Stored entries:
---*---

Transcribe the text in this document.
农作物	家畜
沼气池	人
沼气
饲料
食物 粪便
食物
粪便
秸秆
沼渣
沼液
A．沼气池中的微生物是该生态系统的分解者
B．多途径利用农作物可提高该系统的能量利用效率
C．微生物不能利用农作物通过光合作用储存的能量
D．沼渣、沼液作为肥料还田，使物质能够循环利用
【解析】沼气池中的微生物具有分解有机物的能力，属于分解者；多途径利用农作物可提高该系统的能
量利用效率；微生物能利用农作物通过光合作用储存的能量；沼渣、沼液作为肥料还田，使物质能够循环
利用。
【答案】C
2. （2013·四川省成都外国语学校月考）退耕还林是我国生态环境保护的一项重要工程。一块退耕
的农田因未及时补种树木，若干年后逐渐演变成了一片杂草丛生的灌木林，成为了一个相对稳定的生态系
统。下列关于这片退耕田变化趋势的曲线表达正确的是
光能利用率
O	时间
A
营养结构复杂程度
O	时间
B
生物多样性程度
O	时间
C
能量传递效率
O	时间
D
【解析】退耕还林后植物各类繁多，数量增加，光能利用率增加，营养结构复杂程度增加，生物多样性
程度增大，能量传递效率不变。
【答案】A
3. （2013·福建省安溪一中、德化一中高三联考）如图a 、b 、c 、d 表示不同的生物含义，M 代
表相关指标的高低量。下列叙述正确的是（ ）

---*---

Direction: Looking at the records above, tally the lines holding "沼液作为肥料还田" and reply with that number only.

Answer to this task: 2